-- start of Material provided --

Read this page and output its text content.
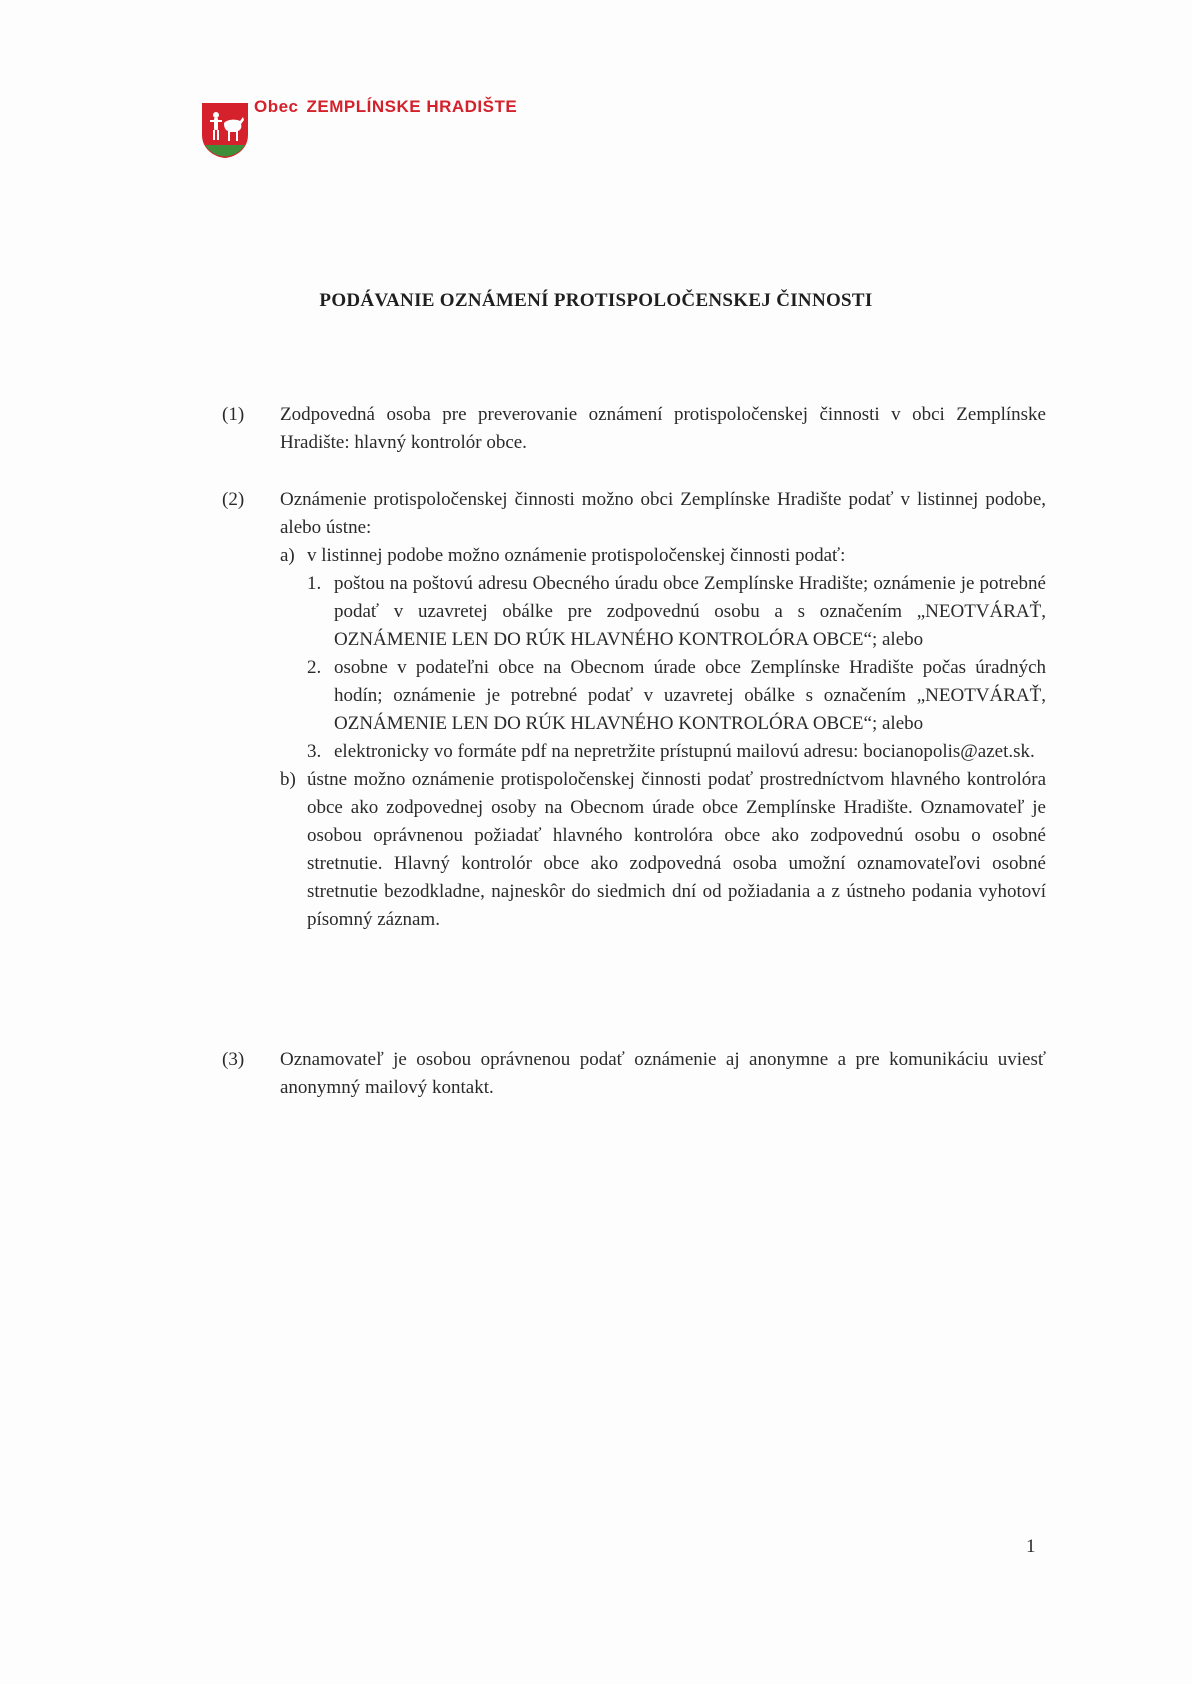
Obec ZEMPLÍNSKE HRADIŠTE
PODÁVANIE OZNÁMENÍ PROTISPOLOČENSKEJ ČINNOSTI
(1)	Zodpovedná osoba pre preverovanie oznámení protispoločenskej činnosti v obci Zemplínske Hradište: hlavný kontrolór obce.
(2)	Oznámenie protispoločenskej činnosti možno obci Zemplínske Hradište podať v listinnej podobe, alebo ústne:
a) v listinnej podobe možno oznámenie protispoločenskej činnosti podať:
1. poštou na poštovú adresu Obecného úradu obce Zemplínske Hradište; oznámenie je potrebné podať v uzavretej obálke pre zodpovednú osobu a s označením „NEOTVÁRAŤ, OZNÁMENIE LEN DO RÚK HLAVNÉHO KONTROLÓRA OBCE“; alebo
2. osobne v podateľni obce na Obecnom úrade obce Zemplínske Hradište počas úradných hodín; oznámenie je potrebné podať v uzavretej obálke s označením „NEOTVÁRAŤ, OZNÁMENIE LEN DO RÚK HLAVNÉHO KONTROLÓRA OBCE“; alebo
3. elektronicky vo formáte pdf na nepretržite prístupnú mailovú adresu: bocianopolis@azet.sk.
b) ústne možno oznámenie protispoločenskej činnosti podať prostredníctvom hlavného kontrolóra obce ako zodpovednej osoby na Obecnom úrade obce Zemplínske Hradište. Oznamovateľ je osobou oprávnenou požiadať hlavného kontrolóra obce ako zodpovednú osobu o osobné stretnutie. Hlavný kontrolór obce ako zodpovedná osoba umožní oznamovateľovi osobné stretnutie bezodkladne, najneskôr do siedmich dní od požiadania a z ústneho podania vyhotoví písomný záznam.
(3)	Oznamovateľ je osobou oprávnenou podať oznámenie aj anonymne a pre komunikáciu uviesť anonymný mailový kontakt.
1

-- end of Material provided --

### [Your goal]
Pull out every line above that holds the word "obci".

### [Full solution]
(1)	Zodpovedná osoba pre preverovanie oznámení protispoločenskej činnosti v obci Zemplínske Hradište: hlavný kontrolór obce.
(2)	Oznámenie protispoločenskej činnosti možno obci Zemplínske Hradište podať v listinnej podobe, alebo ústne:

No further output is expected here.